Excerpts from a transcription dataset:
=== Begin Enclosure ===

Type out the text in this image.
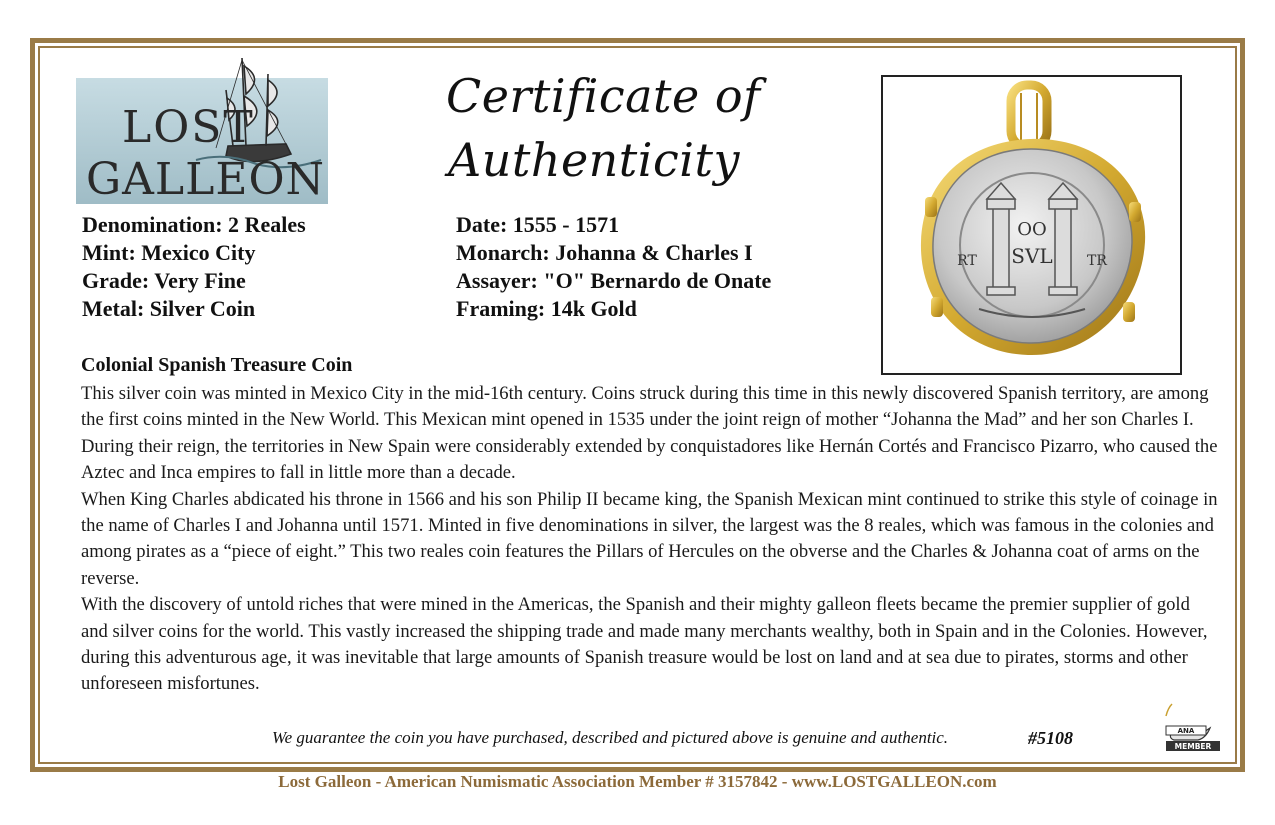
LOST
GALLEON
Certificate of
Authenticity
OO
SVL
RT	TR
Denomination: 2 Reales
Mint: Mexico City
Grade: Very Fine
Metal: Silver Coin
Date: 1555 - 1571
Monarch: Johanna & Charles I
Assayer: "O" Bernardo de Onate
Framing: 14k Gold
Colonial Spanish Treasure Coin

This silver coin was minted in Mexico City in the mid-16th century. Coins struck during this time in this newly discovered Spanish territory, are among the first coins minted in the New World. This Mexican mint opened in 1535 under the joint reign of mother “Johanna the Mad” and her son Charles I. During their reign, the territories in New Spain were considerably extended by conquistadores like Hernán Cortés and Francisco Pizarro, who caused the Aztec and Inca empires to fall in little more than a decade.

When King Charles abdicated his throne in 1566 and his son Philip II became king, the Spanish Mexican mint continued to strike this style of coinage in the name of Charles I and Johanna until 1571. Minted in five denominations in silver, the largest was the 8 reales, which was famous in the colonies and among pirates as a “piece of eight.” This two reales coin features the Pillars of Hercules on the obverse and the Charles & Johanna coat of arms on the reverse.

With the discovery of untold riches that were mined in the Americas, the Spanish and their mighty galleon fleets became the premier supplier of gold and silver coins for the world. This vastly increased the shipping trade and made many merchants wealthy, both in Spain and in the Colonies. However, during this adventurous age, it was inevitable that large amounts of Spanish treasure would be lost on land and at sea due to pirates, storms and other unforeseen misfortunes.

We guarantee the coin you have purchased, described and pictured above is genuine and authentic.	#5108	ANA
MEMBER
Lost Galleon - American Numismatic Association Member # 3157842 - www.LOSTGALLEON.com
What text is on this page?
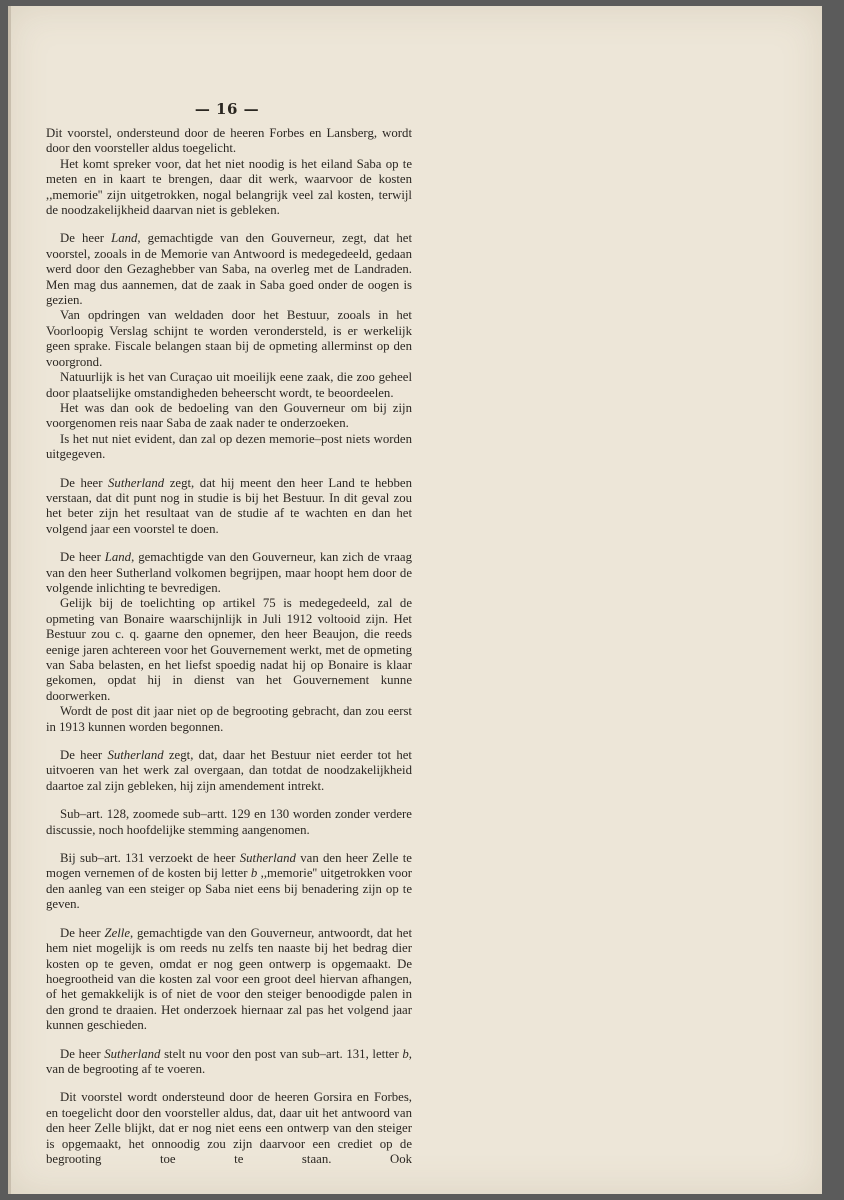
— 16 —

Dit voorstel, ondersteund door de heeren Forbes en Lansberg, wordt door den voorsteller aldus toegelicht.

Het komt spreker voor, dat het niet noodig is het eiland Saba op te meten en in kaart te brengen, daar dit werk, waarvoor de kosten ,,memorie'' zijn uitgetrokken, nogal belangrijk veel zal kosten, terwijl de noodzakelijkheid daarvan niet is gebleken.

De heer Land, gemachtigde van den Gouverneur, zegt, dat het voorstel, zooals in de Memorie van Antwoord is medegedeeld, gedaan werd door den Gezaghebber van Saba, na overleg met de Landraden. Men mag dus aannemen, dat de zaak in Saba goed onder de oogen is gezien.

Van opdringen van weldaden door het Bestuur, zooals in het Voorloopig Verslag schijnt te worden verondersteld, is er werkelijk geen sprake. Fiscale belangen staan bij de opmeting allerminst op den voorgrond.

Natuurlijk is het van Curaçao uit moeilijk eene zaak, die zoo geheel door plaatselijke omstandigheden beheerscht wordt, te beoordeelen.

Het was dan ook de bedoeling van den Gouverneur om bij zijn voorgenomen reis naar Saba de zaak nader te onderzoeken.

Is het nut niet evident, dan zal op dezen memorie–post niets worden uitgegeven.

De heer Sutherland zegt, dat hij meent den heer Land te hebben verstaan, dat dit punt nog in studie is bij het Bestuur. In dit geval zou het beter zijn het resultaat van de studie af te wachten en dan het volgend jaar een voorstel te doen.

De heer Land, gemachtigde van den Gouverneur, kan zich de vraag van den heer Sutherland volkomen begrijpen, maar hoopt hem door de volgende inlichting te bevredigen.

Gelijk bij de toelichting op artikel 75 is medegedeeld, zal de opmeting van Bonaire waarschijnlijk in Juli 1912 voltooid zijn. Het Bestuur zou c. q. gaarne den opnemer, den heer Beaujon, die reeds eenige jaren achtereen voor het Gouvernement werkt, met de opmeting van Saba belasten, en het liefst spoedig nadat hij op Bonaire is klaar gekomen, opdat hij in dienst van het Gouvernement kunne doorwerken.

Wordt de post dit jaar niet op de begrooting gebracht, dan zou eerst in 1913 kunnen worden begonnen.

De heer Sutherland zegt, dat, daar het Bestuur niet eerder tot het uitvoeren van het werk zal overgaan, dan totdat de noodzakelijkheid daartoe zal zijn gebleken, hij zijn amendement intrekt.

Sub–art. 128, zoomede sub–artt. 129 en 130 worden zonder verdere discussie, noch hoofdelijke stemming aangenomen.

Bij sub–art. 131 verzoekt de heer Sutherland van den heer Zelle te mogen vernemen of de kosten bij letter b ,,memorie'' uitgetrokken voor den aanleg van een steiger op Saba niet eens bij benadering zijn op te geven.

De heer Zelle, gemachtigde van den Gouverneur, antwoordt, dat het hem niet mogelijk is om reeds nu zelfs ten naaste bij het bedrag dier kosten op te geven, omdat er nog geen ontwerp is opgemaakt. De hoegrootheid van die kosten zal voor een groot deel hiervan afhangen, of het gemakkelijk is of niet de voor den steiger benoodigde palen in den grond te draaien. Het onderzoek hiernaar zal pas het volgend jaar kunnen geschieden.

De heer Sutherland stelt nu voor den post van sub–art. 131, letter b, van de begrooting af te voeren.

Dit voorstel wordt ondersteund door de heeren Gorsira en Forbes, en toegelicht door den voorsteller aldus, dat, daar uit het antwoord van den heer Zelle blijkt, dat er nog niet eens een ontwerp van den steiger is opgemaakt, het onnoodig zou zijn daarvoor een crediet op de begrooting toe te staan. Ook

=== End Enclosure ===

Exercise> Omit the pictures, then output every record exactly as given.

Task answer>
Type out the text in this image.
LOST
GALLEON
Certificate of
Authenticity
OO
SVL
RT	TR
Denomination: 2 Reales
Mint: Mexico City
Grade: Very Fine
Metal: Silver Coin
Date: 1555 - 1571
Monarch: Johanna & Charles I
Assayer: "O" Bernardo de Onate
Framing: 14k Gold
Colonial Spanish Treasure Coin

This silver coin was minted in Mexico City in the mid-16th century. Coins struck during this time in this newly discovered Spanish territory, are among the first coins minted in the New World. This Mexican mint opened in 1535 under the joint reign of mother “Johanna the Mad” and her son Charles I. During their reign, the territories in New Spain were considerably extended by conquistadores like Hernán Cortés and Francisco Pizarro, who caused the Aztec and Inca empires to fall in little more than a decade.

When King Charles abdicated his throne in 1566 and his son Philip II became king, the Spanish Mexican mint continued to strike this style of coinage in the name of Charles I and Johanna until 1571. Minted in five denominations in silver, the largest was the 8 reales, which was famous in the colonies and among pirates as a “piece of eight.” This two reales coin features the Pillars of Hercules on the obverse and the Charles & Johanna coat of arms on the reverse.

With the discovery of untold riches that were mined in the Americas, the Spanish and their mighty galleon fleets became the premier supplier of gold and silver coins for the world. This vastly increased the shipping trade and made many merchants wealthy, both in Spain and in the Colonies. However, during this adventurous age, it was inevitable that large amounts of Spanish treasure would be lost on land and at sea due to pirates, storms and other unforeseen misfortunes.

We guarantee the coin you have purchased, described and pictured above is genuine and authentic.	#5108	ANA
MEMBER
Lost Galleon - American Numismatic Association Member # 3157842 - www.LOSTGALLEON.com
What text is on this page?
— 16 —

Dit voorstel, ondersteund door de heeren Forbes en Lansberg, wordt door den voorsteller aldus toegelicht.

Het komt spreker voor, dat het niet noodig is het eiland Saba op te meten en in kaart te brengen, daar dit werk, waarvoor de kosten ,,memorie'' zijn uitgetrokken, nogal belangrijk veel zal kosten, terwijl de noodzakelijkheid daarvan niet is gebleken.

De heer Land, gemachtigde van den Gouverneur, zegt, dat het voorstel, zooals in de Memorie van Antwoord is medegedeeld, gedaan werd door den Gezaghebber van Saba, na overleg met de Landraden. Men mag dus aannemen, dat de zaak in Saba goed onder de oogen is gezien.

Van opdringen van weldaden door het Bestuur, zooals in het Voorloopig Verslag schijnt te worden verondersteld, is er werkelijk geen sprake. Fiscale belangen staan bij de opmeting allerminst op den voorgrond.

Natuurlijk is het van Curaçao uit moeilijk eene zaak, die zoo geheel door plaatselijke omstandigheden beheerscht wordt, te beoordeelen.

Het was dan ook de bedoeling van den Gouverneur om bij zijn voorgenomen reis naar Saba de zaak nader te onderzoeken.

Is het nut niet evident, dan zal op dezen memorie–post niets worden uitgegeven.

De heer Sutherland zegt, dat hij meent den heer Land te hebben verstaan, dat dit punt nog in studie is bij het Bestuur. In dit geval zou het beter zijn het resultaat van de studie af te wachten en dan het volgend jaar een voorstel te doen.

De heer Land, gemachtigde van den Gouverneur, kan zich de vraag van den heer Sutherland volkomen begrijpen, maar hoopt hem door de volgende inlichting te bevredigen.

Gelijk bij de toelichting op artikel 75 is medegedeeld, zal de opmeting van Bonaire waarschijnlijk in Juli 1912 voltooid zijn. Het Bestuur zou c. q. gaarne den opnemer, den heer Beaujon, die reeds eenige jaren achtereen voor het Gouvernement werkt, met de opmeting van Saba belasten, en het liefst spoedig nadat hij op Bonaire is klaar gekomen, opdat hij in dienst van het Gouvernement kunne doorwerken.

Wordt de post dit jaar niet op de begrooting gebracht, dan zou eerst in 1913 kunnen worden begonnen.

De heer Sutherland zegt, dat, daar het Bestuur niet eerder tot het uitvoeren van het werk zal overgaan, dan totdat de noodzakelijkheid daartoe zal zijn gebleken, hij zijn amendement intrekt.

Sub–art. 128, zoomede sub–artt. 129 en 130 worden zonder verdere discussie, noch hoofdelijke stemming aangenomen.

Bij sub–art. 131 verzoekt de heer Sutherland van den heer Zelle te mogen vernemen of de kosten bij letter b ,,memorie'' uitgetrokken voor den aanleg van een steiger op Saba niet eens bij benadering zijn op te geven.

De heer Zelle, gemachtigde van den Gouverneur, antwoordt, dat het hem niet mogelijk is om reeds nu zelfs ten naaste bij het bedrag dier kosten op te geven, omdat er nog geen ontwerp is opgemaakt. De hoegrootheid van die kosten zal voor een groot deel hiervan afhangen, of het gemakkelijk is of niet de voor den steiger benoodigde palen in den grond te draaien. Het onderzoek hiernaar zal pas het volgend jaar kunnen geschieden.

De heer Sutherland stelt nu voor den post van sub–art. 131, letter b, van de begrooting af te voeren.

Dit voorstel wordt ondersteund door de heeren Gorsira en Forbes, en toegelicht door den voorsteller aldus, dat, daar uit het antwoord van den heer Zelle blijkt, dat er nog niet eens een ontwerp van den steiger is opgemaakt, het onnoodig zou zijn daarvoor een crediet op de begrooting toe te staan. Ook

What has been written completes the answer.